REQUIREMENT A :: In the Ivica Žurić article, quote the part that opens with the words containing "Croatian basketball player" and closes with "the 1995 EuroBasket.".
REQUIREMENT B :: Using the Ivica Žurić article, decide whether each statement agrees with it. Answer yes or no and quote the deciding words. (i) Žurić played for Kombassan Konya from 1998 to 1999. (ii) Žurić won a gold medal at the 1994 FIBA World Championship. (iii) Žurić was named Croatian Cup MVP in 1996.

STUDY TEXT ::
⟨

Ivica Žurić

Personal information
- Born: 9 January 1965 (age 61) Šibenik, SR Croatia, SFR Yugoslavia
- Listed height: 6 ft 9 in (2.06 m)
- Listed weight: 235 lb (107 kg)
- Position: Power forward

Career history
- 1982–1991: Šibenka
- 1991–1992: Zagreb
- 1992–1997: Cibona
- 1997–1998: Olimpija Osijek
- 1998–1999: Kombassan Konya
- 1999–2001: Cibona

Career highlights
- 7× Croatian League champion (1993–1997, 2000, 2001); 3× Croatian Cup winner (1995, 1996, 2001); Croatian Cup MVP (1996);

= Ivica Žurić =

Croatian basketball player (born 1965)

Ivica Žurić (born 9 January 1965 in Šibenik, Croatia) is a former Croatian professional basketball player. He was a versatile 2.06 m tall power forward.

==Professional career==
Žurić competed in the EuroLeague for many years, wearing the jersey of Cibona Zagreb.

==Croatian national team==
Žurić was a member of the senior men's Croatian national team. With Croatia, he won the bronze medal at the 1994 FIBA World Championship, the bronze medal at the 1993 EuroBasket, and the bronze medal at the 1995 EuroBasket.

⟩

DATA FOR REVIEW ::

⟨

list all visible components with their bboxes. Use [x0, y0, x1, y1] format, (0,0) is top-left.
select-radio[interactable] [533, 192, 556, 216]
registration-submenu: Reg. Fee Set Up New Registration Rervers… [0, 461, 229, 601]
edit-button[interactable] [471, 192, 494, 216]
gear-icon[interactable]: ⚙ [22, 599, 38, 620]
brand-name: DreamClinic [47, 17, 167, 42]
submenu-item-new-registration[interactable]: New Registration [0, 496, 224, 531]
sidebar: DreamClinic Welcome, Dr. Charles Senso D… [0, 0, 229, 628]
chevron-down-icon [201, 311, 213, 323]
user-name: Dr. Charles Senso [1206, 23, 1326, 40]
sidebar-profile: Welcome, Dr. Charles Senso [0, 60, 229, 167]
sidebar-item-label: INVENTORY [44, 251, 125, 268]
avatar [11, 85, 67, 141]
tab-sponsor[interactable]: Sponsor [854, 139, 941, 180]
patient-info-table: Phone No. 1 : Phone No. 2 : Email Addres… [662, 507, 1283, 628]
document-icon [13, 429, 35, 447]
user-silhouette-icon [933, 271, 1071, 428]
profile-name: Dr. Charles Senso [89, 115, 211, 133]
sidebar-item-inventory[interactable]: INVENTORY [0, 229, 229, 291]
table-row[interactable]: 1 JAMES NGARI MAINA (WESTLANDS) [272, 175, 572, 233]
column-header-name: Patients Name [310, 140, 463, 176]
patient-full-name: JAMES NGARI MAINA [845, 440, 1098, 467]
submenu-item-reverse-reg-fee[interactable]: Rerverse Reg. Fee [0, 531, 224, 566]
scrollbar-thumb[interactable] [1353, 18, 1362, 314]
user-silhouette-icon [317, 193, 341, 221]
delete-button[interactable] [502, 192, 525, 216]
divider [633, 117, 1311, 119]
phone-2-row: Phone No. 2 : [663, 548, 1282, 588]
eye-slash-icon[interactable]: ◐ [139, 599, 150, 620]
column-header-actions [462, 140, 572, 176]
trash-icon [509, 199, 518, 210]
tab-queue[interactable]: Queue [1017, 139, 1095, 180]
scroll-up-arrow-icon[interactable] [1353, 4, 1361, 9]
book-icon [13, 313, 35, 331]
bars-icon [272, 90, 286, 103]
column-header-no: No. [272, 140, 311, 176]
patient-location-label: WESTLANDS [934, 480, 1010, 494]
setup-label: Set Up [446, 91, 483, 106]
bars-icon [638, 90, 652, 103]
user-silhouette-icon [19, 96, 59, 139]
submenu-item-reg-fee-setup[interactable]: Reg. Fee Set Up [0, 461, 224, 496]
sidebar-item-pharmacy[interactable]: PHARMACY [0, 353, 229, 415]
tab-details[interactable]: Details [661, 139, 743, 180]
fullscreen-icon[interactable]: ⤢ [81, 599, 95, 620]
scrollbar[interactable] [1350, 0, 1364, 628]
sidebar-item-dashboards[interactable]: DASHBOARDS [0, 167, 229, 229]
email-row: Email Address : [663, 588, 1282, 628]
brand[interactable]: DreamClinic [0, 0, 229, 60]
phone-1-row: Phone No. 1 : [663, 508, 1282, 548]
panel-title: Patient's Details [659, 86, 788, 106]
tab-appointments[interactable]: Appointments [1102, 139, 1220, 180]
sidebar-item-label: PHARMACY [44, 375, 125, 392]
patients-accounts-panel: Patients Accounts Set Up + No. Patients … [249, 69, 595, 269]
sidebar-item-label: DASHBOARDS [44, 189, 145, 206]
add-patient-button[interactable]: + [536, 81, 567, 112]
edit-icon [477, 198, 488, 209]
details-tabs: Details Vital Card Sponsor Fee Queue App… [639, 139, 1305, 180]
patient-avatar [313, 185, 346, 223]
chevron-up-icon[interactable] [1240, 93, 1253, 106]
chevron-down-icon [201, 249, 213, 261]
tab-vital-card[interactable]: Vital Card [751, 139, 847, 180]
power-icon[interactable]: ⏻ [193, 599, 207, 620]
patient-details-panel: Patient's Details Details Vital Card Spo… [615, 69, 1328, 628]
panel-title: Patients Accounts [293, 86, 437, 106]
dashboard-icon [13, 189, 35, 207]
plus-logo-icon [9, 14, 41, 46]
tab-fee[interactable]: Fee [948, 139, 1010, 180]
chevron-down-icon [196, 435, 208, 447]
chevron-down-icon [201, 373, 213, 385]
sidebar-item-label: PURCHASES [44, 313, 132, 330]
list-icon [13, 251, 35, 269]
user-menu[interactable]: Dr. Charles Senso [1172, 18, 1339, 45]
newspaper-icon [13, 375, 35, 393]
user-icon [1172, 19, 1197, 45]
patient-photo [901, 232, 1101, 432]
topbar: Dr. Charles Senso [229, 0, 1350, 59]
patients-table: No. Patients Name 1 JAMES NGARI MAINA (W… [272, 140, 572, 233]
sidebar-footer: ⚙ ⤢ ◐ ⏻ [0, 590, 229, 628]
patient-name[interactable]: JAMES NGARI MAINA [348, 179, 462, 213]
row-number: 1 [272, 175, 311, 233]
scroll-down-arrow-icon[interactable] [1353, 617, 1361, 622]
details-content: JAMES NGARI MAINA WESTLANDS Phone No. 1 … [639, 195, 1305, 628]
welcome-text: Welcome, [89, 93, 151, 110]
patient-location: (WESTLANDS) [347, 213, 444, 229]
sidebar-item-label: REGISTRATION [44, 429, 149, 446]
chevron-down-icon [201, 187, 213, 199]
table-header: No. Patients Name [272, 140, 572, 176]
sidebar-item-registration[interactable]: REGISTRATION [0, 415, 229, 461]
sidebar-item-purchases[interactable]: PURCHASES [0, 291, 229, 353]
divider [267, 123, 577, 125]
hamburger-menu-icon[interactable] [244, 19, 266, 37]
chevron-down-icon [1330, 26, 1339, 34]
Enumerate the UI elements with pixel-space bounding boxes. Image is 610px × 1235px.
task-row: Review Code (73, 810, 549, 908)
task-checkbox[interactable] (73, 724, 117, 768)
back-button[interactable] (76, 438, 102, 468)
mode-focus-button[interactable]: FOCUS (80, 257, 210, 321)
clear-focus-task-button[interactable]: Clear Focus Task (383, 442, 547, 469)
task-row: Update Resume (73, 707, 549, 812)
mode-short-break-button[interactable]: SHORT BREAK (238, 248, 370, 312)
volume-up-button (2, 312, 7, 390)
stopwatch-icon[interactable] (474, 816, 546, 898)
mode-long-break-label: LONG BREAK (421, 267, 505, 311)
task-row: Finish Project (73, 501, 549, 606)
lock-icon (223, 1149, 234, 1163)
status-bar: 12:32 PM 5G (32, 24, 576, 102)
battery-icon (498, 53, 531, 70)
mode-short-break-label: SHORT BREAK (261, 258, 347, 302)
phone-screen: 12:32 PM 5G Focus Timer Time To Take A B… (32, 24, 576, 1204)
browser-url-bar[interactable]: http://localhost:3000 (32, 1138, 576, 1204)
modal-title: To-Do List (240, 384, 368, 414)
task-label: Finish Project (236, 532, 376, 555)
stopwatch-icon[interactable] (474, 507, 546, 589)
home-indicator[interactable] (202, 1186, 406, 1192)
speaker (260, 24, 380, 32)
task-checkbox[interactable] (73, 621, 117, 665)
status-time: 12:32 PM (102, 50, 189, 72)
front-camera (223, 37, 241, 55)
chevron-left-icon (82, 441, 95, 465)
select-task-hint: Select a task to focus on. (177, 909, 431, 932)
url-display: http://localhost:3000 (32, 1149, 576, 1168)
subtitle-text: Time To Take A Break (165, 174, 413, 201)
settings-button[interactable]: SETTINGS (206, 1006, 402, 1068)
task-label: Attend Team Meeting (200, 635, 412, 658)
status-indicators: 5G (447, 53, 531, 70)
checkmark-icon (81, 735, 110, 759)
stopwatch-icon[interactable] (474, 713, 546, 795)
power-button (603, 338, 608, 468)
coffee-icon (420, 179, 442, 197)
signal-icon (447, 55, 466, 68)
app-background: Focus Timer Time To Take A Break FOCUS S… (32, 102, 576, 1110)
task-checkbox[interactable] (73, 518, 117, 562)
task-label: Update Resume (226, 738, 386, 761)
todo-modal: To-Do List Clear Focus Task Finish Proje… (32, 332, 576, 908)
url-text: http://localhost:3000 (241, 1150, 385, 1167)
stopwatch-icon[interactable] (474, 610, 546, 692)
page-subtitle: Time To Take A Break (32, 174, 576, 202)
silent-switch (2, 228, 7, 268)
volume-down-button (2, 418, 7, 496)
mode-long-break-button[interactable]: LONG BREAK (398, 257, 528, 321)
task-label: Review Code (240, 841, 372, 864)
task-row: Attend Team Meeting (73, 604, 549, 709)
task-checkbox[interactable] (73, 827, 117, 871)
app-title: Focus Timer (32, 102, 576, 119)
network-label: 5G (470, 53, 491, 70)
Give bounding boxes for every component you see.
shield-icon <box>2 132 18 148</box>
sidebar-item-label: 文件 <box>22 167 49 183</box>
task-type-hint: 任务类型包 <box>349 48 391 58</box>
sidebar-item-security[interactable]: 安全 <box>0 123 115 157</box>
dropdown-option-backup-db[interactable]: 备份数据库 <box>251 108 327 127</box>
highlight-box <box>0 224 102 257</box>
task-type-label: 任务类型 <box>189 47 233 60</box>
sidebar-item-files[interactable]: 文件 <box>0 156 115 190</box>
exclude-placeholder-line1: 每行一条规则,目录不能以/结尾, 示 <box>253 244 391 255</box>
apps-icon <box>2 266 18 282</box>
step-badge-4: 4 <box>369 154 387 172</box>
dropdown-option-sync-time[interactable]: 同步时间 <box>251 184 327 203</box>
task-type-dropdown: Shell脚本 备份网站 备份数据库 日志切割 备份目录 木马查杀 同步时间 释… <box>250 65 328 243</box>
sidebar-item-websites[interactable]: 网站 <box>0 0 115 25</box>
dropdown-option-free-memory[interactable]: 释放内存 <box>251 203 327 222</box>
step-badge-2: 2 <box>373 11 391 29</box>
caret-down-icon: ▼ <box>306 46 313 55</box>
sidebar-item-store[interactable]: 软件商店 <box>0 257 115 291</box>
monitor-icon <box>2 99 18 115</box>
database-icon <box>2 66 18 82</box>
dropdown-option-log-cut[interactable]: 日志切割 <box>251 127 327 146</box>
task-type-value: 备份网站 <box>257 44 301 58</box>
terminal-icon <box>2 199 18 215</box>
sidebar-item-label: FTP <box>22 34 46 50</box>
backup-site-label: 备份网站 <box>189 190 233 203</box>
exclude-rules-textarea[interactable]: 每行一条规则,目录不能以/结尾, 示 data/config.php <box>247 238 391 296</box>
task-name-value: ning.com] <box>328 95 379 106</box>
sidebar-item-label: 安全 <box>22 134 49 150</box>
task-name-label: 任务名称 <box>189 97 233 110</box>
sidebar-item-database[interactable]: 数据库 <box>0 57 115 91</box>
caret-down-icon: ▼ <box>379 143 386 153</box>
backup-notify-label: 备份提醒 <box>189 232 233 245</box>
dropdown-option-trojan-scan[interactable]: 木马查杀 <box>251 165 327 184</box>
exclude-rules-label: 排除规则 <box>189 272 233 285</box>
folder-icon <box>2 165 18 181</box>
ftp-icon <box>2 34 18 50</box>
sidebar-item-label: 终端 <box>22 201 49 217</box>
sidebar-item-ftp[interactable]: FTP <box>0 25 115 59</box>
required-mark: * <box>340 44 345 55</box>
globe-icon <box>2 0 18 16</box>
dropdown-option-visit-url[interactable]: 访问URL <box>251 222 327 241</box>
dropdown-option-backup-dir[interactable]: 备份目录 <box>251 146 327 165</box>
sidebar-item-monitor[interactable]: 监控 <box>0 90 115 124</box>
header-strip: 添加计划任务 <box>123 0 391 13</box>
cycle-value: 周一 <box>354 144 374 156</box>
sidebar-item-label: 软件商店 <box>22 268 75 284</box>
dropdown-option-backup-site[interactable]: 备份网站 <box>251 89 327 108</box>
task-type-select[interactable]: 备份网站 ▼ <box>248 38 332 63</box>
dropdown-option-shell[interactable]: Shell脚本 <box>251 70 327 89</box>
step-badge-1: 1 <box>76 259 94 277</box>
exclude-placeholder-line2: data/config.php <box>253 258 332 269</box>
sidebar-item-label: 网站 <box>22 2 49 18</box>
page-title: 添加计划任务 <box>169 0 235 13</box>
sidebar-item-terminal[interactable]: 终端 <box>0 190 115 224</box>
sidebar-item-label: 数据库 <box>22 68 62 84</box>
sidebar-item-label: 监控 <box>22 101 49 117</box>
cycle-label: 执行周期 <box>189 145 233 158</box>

⟩

EXERCISE OUTPUT A ::
Croatian basketball player (born 1965)

Ivica Žurić (born 9 January 1965 in Šibenik, Croatia) is a former Croatian professional basketball player. He was a versatile 2.06 m tall power forward.

==Professional career==
Žurić competed in the EuroLeague for many years, wearing the jersey of Cibona Zagreb.

==Croatian national team==
Žurić was a member of the senior men's Croatian national team. With Croatia, he won the bronze medal at the 1994 FIBA World Championship, the bronze medal at the 1993 EuroBasket, and the bronze medal at the 1995 EuroBasket.

EXERCISE OUTPUT B ::
(i) Yes: "1998–1999: Kombassan Konya"
(ii) No: "he won the bronze medal at the 1994 FIBA World Championship"
(iii) Yes: "Croatian Cup MVP (1996)"